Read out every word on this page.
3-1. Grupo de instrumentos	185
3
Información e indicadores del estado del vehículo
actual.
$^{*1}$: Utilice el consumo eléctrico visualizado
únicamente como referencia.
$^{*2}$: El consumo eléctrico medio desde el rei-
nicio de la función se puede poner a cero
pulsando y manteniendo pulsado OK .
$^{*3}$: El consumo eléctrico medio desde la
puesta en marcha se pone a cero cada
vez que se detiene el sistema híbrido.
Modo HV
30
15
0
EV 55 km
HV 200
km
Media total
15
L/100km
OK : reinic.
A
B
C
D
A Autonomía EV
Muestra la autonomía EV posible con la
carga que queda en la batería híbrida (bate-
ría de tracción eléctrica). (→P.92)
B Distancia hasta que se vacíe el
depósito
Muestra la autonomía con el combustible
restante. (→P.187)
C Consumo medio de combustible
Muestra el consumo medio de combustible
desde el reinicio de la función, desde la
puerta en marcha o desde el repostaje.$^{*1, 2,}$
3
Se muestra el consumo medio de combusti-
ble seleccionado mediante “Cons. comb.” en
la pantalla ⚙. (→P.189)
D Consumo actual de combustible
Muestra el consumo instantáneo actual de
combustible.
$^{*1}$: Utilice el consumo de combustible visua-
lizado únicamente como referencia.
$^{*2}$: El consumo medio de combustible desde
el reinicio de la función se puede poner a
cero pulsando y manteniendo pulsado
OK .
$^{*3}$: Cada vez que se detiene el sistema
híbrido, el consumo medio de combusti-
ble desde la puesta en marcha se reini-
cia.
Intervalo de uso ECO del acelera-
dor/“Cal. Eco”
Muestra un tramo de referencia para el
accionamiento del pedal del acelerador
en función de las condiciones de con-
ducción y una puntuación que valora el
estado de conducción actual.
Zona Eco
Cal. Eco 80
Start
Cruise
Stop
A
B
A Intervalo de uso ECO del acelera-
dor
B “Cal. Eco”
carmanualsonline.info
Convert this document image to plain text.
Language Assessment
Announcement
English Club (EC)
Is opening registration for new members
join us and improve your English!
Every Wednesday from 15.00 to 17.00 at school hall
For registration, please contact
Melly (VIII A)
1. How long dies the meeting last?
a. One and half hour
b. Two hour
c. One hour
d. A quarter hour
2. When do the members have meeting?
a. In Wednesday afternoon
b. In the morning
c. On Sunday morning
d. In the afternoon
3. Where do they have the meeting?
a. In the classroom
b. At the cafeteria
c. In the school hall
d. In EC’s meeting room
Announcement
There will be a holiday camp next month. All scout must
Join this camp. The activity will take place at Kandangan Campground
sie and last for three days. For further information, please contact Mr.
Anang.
----
Copy out the whole listing exactly.

Read out every word on this page.
3-1. Grupo de instrumentos	185
3
Información e indicadores del estado del vehículo
actual.
$^{*1}$: Utilice el consumo eléctrico visualizado
únicamente como referencia.
$^{*2}$: El consumo eléctrico medio desde el rei-
nicio de la función se puede poner a cero
pulsando y manteniendo pulsado OK .
$^{*3}$: El consumo eléctrico medio desde la
puesta en marcha se pone a cero cada
vez que se detiene el sistema híbrido.
Modo HV
30
15
0
EV 55 km
HV 200
km
Media total
15
L/100km
OK : reinic.
A
B
C
D
A Autonomía EV
Muestra la autonomía EV posible con la
carga que queda en la batería híbrida (bate-
ría de tracción eléctrica). (→P.92)
B Distancia hasta que se vacíe el
depósito
Muestra la autonomía con el combustible
restante. (→P.187)
C Consumo medio de combustible
Muestra el consumo medio de combustible
desde el reinicio de la función, desde la
puerta en marcha o desde el repostaje.$^{*1, 2,}$
3
Se muestra el consumo medio de combusti-
ble seleccionado mediante “Cons. comb.” en
la pantalla ⚙. (→P.189)
D Consumo actual de combustible
Muestra el consumo instantáneo actual de
combustible.
$^{*1}$: Utilice el consumo de combustible visua-
lizado únicamente como referencia.
$^{*2}$: El consumo medio de combustible desde
el reinicio de la función se puede poner a
cero pulsando y manteniendo pulsado
OK .
$^{*3}$: Cada vez que se detiene el sistema
híbrido, el consumo medio de combusti-
ble desde la puesta en marcha se reini-
cia.
Intervalo de uso ECO del acelera-
dor/“Cal. Eco”
Muestra un tramo de referencia para el
accionamiento del pedal del acelerador
en función de las condiciones de con-
ducción y una puntuación que valora el
estado de conducción actual.
Zona Eco
Cal. Eco 80
Start
Cruise
Stop
A
B
A Intervalo de uso ECO del acelera-
dor
B “Cal. Eco”
carmanualsonline.info
Convert this document image to plain text.
Language Assessment
Announcement
English Club (EC)
Is opening registration for new members
join us and improve your English!
Every Wednesday from 15.00 to 17.00 at school hall
For registration, please contact
Melly (VIII A)
1. How long dies the meeting last?
a. One and half hour
b. Two hour
c. One hour
d. A quarter hour
2. When do the members have meeting?
a. In Wednesday afternoon
b. In the morning
c. On Sunday morning
d. In the afternoon
3. Where do they have the meeting?
a. In the classroom
b. At the cafeteria
c. In the school hall
d. In EC’s meeting room
Announcement
There will be a holiday camp next month. All scout must
Join this camp. The activity will take place at Kandangan Campground
sie and last for three days. For further information, please contact Mr.
Anang.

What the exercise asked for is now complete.